* Instructions to follow: Return the material below unchanged, starting from its first line and stopping after the line that contains "- author-handle[interactable]: @GregAbbott_TX: [64, 37, 176, 53]".

* Entries:
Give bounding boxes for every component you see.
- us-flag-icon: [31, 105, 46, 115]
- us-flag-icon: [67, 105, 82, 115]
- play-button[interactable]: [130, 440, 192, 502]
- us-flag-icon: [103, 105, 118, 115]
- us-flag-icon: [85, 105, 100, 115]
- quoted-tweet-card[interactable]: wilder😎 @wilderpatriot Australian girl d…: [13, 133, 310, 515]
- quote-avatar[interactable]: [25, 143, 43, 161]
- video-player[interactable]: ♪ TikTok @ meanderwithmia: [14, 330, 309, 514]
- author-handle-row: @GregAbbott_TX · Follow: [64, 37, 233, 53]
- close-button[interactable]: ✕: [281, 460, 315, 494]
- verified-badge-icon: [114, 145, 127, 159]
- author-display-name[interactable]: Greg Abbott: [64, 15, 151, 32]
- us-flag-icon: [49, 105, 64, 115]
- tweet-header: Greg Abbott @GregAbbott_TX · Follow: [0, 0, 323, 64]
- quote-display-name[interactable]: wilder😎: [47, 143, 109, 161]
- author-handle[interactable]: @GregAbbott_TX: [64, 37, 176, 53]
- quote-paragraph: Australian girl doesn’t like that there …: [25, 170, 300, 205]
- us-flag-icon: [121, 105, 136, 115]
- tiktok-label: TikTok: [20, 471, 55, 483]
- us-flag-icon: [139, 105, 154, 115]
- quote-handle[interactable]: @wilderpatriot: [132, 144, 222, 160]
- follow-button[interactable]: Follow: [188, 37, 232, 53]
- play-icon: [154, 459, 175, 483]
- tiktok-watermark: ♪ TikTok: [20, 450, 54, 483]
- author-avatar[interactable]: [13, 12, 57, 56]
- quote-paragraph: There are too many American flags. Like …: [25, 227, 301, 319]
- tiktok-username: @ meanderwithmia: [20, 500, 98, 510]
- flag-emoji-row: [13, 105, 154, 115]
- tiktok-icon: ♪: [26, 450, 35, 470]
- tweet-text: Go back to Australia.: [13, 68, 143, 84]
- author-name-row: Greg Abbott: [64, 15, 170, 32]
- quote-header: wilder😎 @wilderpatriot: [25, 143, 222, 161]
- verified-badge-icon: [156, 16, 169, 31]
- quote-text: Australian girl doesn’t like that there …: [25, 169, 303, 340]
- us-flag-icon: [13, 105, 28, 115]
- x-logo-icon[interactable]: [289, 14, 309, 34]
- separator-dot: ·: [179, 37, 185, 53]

* Written solution:
Give bounding boxes for every component you see.
- us-flag-icon: [31, 105, 46, 115]
- us-flag-icon: [67, 105, 82, 115]
- play-button[interactable]: [130, 440, 192, 502]
- us-flag-icon: [103, 105, 118, 115]
- us-flag-icon: [85, 105, 100, 115]
- quoted-tweet-card[interactable]: wilder😎 @wilderpatriot Australian girl d…: [13, 133, 310, 515]
- quote-avatar[interactable]: [25, 143, 43, 161]
- video-player[interactable]: ♪ TikTok @ meanderwithmia: [14, 330, 309, 514]
- author-handle-row: @GregAbbott_TX · Follow: [64, 37, 233, 53]
- close-button[interactable]: ✕: [281, 460, 315, 494]
- verified-badge-icon: [114, 145, 127, 159]
- author-display-name[interactable]: Greg Abbott: [64, 15, 151, 32]
- us-flag-icon: [49, 105, 64, 115]
- tweet-header: Greg Abbott @GregAbbott_TX · Follow: [0, 0, 323, 64]
- quote-display-name[interactable]: wilder😎: [47, 143, 109, 161]
- author-handle[interactable]: @GregAbbott_TX: [64, 37, 176, 53]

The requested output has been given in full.